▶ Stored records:
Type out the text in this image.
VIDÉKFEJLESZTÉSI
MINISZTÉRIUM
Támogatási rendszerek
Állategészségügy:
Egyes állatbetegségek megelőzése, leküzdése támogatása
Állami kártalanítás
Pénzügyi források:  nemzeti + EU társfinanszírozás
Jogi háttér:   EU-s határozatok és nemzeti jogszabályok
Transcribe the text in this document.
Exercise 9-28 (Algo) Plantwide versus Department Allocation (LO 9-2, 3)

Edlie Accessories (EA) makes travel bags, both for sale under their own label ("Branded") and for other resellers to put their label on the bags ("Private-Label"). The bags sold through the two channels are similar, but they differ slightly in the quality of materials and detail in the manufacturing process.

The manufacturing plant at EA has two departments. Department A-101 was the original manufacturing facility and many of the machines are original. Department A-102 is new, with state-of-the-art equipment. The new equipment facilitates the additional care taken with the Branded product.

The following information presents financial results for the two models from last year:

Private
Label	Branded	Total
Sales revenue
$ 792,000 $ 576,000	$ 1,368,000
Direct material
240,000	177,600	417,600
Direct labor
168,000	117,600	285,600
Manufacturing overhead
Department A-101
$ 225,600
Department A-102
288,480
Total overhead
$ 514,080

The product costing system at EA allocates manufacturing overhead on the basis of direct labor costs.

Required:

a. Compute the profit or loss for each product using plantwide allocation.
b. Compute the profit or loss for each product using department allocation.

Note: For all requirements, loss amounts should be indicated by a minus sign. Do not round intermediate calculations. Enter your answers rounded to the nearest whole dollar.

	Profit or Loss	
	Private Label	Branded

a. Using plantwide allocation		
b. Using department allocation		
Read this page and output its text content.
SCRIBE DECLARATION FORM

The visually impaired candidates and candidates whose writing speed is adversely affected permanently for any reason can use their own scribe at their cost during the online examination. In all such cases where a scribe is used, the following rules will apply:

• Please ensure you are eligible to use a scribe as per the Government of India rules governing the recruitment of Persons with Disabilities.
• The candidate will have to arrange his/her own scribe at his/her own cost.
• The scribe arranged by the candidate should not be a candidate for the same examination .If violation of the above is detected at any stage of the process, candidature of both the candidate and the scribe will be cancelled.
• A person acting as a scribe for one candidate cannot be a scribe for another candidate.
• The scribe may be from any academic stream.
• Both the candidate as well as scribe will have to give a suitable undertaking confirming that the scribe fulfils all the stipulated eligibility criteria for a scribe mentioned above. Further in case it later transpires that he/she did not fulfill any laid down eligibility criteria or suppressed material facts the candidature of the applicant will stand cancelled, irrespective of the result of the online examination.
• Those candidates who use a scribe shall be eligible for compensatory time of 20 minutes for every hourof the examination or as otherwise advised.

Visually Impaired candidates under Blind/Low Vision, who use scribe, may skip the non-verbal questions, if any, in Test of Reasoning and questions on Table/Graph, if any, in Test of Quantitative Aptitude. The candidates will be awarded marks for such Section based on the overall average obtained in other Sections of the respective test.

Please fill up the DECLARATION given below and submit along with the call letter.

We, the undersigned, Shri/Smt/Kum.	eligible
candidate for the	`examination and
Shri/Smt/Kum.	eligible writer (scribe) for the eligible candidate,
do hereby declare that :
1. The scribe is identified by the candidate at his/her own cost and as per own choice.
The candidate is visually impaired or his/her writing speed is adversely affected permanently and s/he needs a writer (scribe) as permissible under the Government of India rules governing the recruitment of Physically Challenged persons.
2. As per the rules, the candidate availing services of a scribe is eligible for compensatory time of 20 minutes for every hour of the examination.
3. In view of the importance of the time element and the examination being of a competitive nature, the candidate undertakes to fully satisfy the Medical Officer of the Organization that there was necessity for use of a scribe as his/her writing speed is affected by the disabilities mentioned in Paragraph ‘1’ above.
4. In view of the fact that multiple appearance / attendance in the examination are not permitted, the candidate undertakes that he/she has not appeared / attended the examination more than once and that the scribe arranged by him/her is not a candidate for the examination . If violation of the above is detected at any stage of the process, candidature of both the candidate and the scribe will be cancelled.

▶ WHAT TO DO: Extract the complete set of records unchanged.

▶ THE RESULT:
Type out the text in this image.
VIDÉKFEJLESZTÉSI
MINISZTÉRIUM
Támogatási rendszerek
Állategészségügy:
Egyes állatbetegségek megelőzése, leküzdése támogatása
Állami kártalanítás
Pénzügyi források:  nemzeti + EU társfinanszírozás
Jogi háttér:   EU-s határozatok és nemzeti jogszabályok
Transcribe the text in this document.
Exercise 9-28 (Algo) Plantwide versus Department Allocation (LO 9-2, 3)

Edlie Accessories (EA) makes travel bags, both for sale under their own label ("Branded") and for other resellers to put their label on the bags ("Private-Label"). The bags sold through the two channels are similar, but they differ slightly in the quality of materials and detail in the manufacturing process.

The manufacturing plant at EA has two departments. Department A-101 was the original manufacturing facility and many of the machines are original. Department A-102 is new, with state-of-the-art equipment. The new equipment facilitates the additional care taken with the Branded product.

The following information presents financial results for the two models from last year:

Private
Label	Branded	Total
Sales revenue
$ 792,000 $ 576,000	$ 1,368,000
Direct material
240,000	177,600	417,600
Direct labor
168,000	117,600	285,600
Manufacturing overhead
Department A-101
$ 225,600
Department A-102
288,480
Total overhead
$ 514,080

The product costing system at EA allocates manufacturing overhead on the basis of direct labor costs.

Required:

a. Compute the profit or loss for each product using plantwide allocation.
b. Compute the profit or loss for each product using department allocation.

Note: For all requirements, loss amounts should be indicated by a minus sign. Do not round intermediate calculations. Enter your answers rounded to the nearest whole dollar.

	Profit or Loss	
	Private Label	Branded

a. Using plantwide allocation		
b. Using department allocation		
Read this page and output its text content.
SCRIBE DECLARATION FORM

The visually impaired candidates and candidates whose writing speed is adversely affected permanently for any reason can use their own scribe at their cost during the online examination. In all such cases where a scribe is used, the following rules will apply:

• Please ensure you are eligible to use a scribe as per the Government of India rules governing the recruitment of Persons with Disabilities.
• The candidate will have to arrange his/her own scribe at his/her own cost.
• The scribe arranged by the candidate should not be a candidate for the same examination .If violation of the above is detected at any stage of the process, candidature of both the candidate and the scribe will be cancelled.
• A person acting as a scribe for one candidate cannot be a scribe for another candidate.
• The scribe may be from any academic stream.
• Both the candidate as well as scribe will have to give a suitable undertaking confirming that the scribe fulfils all the stipulated eligibility criteria for a scribe mentioned above. Further in case it later transpires that he/she did not fulfill any laid down eligibility criteria or suppressed material facts the candidature of the applicant will stand cancelled, irrespective of the result of the online examination.
• Those candidates who use a scribe shall be eligible for compensatory time of 20 minutes for every hourof the examination or as otherwise advised.

Visually Impaired candidates under Blind/Low Vision, who use scribe, may skip the non-verbal questions, if any, in Test of Reasoning and questions on Table/Graph, if any, in Test of Quantitative Aptitude. The candidates will be awarded marks for such Section based on the overall average obtained in other Sections of the respective test.

Please fill up the DECLARATION given below and submit along with the call letter.

We, the undersigned, Shri/Smt/Kum.	eligible
candidate for the	`examination and
Shri/Smt/Kum.	eligible writer (scribe) for the eligible candidate,
do hereby declare that :
1. The scribe is identified by the candidate at his/her own cost and as per own choice.
The candidate is visually impaired or his/her writing speed is adversely affected permanently and s/he needs a writer (scribe) as permissible under the Government of India rules governing the recruitment of Physically Challenged persons.
2. As per the rules, the candidate availing services of a scribe is eligible for compensatory time of 20 minutes for every hour of the examination.
3. In view of the importance of the time element and the examination being of a competitive nature, the candidate undertakes to fully satisfy the Medical Officer of the Organization that there was necessity for use of a scribe as his/her writing speed is affected by the disabilities mentioned in Paragraph ‘1’ above.
4. In view of the fact that multiple appearance / attendance in the examination are not permitted, the candidate undertakes that he/she has not appeared / attended the examination more than once and that the scribe arranged by him/her is not a candidate for the examination . If violation of the above is detected at any stage of the process, candidature of both the candidate and the scribe will be cancelled.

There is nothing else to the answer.